• **Work to do**
Take every line where the string "INFORMATION" appears and copy it.

== Task data ==

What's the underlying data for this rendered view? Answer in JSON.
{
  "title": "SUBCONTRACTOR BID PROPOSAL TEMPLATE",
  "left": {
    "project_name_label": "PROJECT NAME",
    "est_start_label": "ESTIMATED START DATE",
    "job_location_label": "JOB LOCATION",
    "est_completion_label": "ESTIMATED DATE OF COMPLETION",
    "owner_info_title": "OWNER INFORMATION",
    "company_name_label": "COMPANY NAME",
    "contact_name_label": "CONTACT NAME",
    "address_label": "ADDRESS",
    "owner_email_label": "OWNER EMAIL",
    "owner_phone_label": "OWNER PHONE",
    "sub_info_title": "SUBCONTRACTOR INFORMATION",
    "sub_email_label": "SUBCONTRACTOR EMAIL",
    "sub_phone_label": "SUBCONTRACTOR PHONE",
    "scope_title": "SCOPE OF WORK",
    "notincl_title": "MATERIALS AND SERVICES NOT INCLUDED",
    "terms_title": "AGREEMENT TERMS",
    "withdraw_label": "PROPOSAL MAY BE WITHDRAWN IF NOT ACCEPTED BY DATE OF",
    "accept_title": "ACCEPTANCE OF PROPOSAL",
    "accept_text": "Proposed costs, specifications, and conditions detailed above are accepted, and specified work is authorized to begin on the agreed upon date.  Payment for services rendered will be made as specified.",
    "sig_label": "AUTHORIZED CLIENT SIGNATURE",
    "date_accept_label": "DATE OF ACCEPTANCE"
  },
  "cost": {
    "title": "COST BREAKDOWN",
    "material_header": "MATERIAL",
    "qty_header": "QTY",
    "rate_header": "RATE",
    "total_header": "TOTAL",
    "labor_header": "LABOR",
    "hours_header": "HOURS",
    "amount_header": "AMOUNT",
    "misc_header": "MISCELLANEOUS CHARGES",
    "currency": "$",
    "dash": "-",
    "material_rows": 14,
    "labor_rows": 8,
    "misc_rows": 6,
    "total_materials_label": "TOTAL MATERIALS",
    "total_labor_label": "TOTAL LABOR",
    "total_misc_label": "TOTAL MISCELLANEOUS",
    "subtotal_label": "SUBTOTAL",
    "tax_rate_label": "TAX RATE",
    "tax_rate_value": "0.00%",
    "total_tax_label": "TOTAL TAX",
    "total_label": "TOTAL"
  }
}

===

• **Response for this exercise**
    "owner_info_title": "OWNER INFORMATION",
    "sub_info_title": "SUBCONTRACTOR INFORMATION",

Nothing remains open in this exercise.